━━━ Records ━━━
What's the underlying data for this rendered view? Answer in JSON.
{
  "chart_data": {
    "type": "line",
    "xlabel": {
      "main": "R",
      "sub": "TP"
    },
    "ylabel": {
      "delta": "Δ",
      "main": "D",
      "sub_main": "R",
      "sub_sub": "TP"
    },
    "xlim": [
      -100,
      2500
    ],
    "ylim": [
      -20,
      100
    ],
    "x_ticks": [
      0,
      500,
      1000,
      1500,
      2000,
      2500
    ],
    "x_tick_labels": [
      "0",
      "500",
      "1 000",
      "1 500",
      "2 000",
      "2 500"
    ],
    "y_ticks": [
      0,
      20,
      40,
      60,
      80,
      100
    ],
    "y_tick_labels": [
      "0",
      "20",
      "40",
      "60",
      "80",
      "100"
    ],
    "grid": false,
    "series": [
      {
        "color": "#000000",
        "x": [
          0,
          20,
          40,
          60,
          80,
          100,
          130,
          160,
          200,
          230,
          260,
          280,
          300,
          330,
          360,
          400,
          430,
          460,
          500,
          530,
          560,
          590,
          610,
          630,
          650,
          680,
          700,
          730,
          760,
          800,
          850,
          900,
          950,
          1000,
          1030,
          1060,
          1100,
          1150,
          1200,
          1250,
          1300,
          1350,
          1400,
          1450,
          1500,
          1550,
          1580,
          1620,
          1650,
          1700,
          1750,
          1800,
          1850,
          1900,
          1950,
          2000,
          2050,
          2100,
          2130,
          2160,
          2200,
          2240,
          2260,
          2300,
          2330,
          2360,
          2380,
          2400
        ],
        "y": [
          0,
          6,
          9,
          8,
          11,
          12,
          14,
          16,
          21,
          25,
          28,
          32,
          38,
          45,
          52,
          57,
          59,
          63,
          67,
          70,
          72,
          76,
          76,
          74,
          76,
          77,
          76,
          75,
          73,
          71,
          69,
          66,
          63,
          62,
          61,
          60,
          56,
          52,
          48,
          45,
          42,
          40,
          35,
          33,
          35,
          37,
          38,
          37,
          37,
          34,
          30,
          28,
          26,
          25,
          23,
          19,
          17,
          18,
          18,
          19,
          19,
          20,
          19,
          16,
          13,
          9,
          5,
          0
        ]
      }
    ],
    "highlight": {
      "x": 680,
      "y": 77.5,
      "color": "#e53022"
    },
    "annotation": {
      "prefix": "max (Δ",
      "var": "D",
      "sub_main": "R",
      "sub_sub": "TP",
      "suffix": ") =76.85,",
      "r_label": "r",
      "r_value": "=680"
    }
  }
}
━━━
» Given request
Please restate the whole listing word for word.

» Response
What's the underlying data for this rendered view? Answer in JSON.
{
  "chart_data": {
    "type": "line",
    "xlabel": {
      "main": "R",
      "sub": "TP"
    },
    "ylabel": {
      "delta": "Δ",
      "main": "D",
      "sub_main": "R",
      "sub_sub": "TP"
    },
    "xlim": [
      -100,
      2500
    ],
    "ylim": [
      -20,
      100
    ],
    "x_ticks": [
      0,
      500,
      1000,
      1500,
      2000,
      2500
    ],
    "x_tick_labels": [
      "0",
      "500",
      "1 000",
      "1 500",
      "2 000",
      "2 500"
    ],
    "y_ticks": [
      0,
      20,
      40,
      60,
      80,
      100
    ],
    "y_tick_labels": [
      "0",
      "20",
      "40",
      "60",
      "80",
      "100"
    ],
    "grid": false,
    "series": [
      {
        "color": "#000000",
        "x": [
          0,
          20,
          40,
          60,
          80,
          100,
          130,
          160,
          200,
          230,
          260,
          280,
          300,
          330,
          360,
          400,
          430,
          460,
          500,
          530,
          560,
          590,
          610,
          630,
          650,
          680,
          700,
          730,
          760,
          800,
          850,
          900,
          950,
          1000,
          1030,
          1060,
          1100,
          1150,
          1200,
          1250,
          1300,
          1350,
          1400,
          1450,
          1500,
          1550,
          1580,
          1620,
          1650,
          1700,
          1750,
          1800,
          1850,
          1900,
          1950,
          2000,
          2050,
          2100,
          2130,
          2160,
          2200,
          2240,
          2260,
          2300,
          2330,
          2360,
          2380,
          2400
        ],
        "y": [
          0,
          6,
          9,
          8,
          11,
          12,
          14,
          16,
          21,
          25,
          28,
          32,
          38,
          45,
          52,
          57,
          59,
          63,
          67,
          70,
          72,
          76,
          76,
          74,
          76,
          77,
          76,
          75,
          73,
          71,
          69,
          66,
          63,
          62,
          61,
          60,
          56,
          52,
          48,
          45,
          42,
          40,
          35,
          33,
          35,
          37,
          38,
          37,
          37,
          34,
          30,
          28,
          26,
          25,
          23,
          19,
          17,
          18,
          18,
          19,
          19,
          20,
          19,
          16,
          13,
          9,
          5,
          0
        ]
      }
    ],
    "highlight": {
      "x": 680,
      "y": 77.5,
      "color": "#e53022"
    },
    "annotation": {
      "prefix": "max (Δ",
      "var": "D",
      "sub_main": "R",
      "sub_sub": "TP",
      "suffix": ") =76.85,",
      "r_label": "r",
      "r_value": "=680"
    }
  }
}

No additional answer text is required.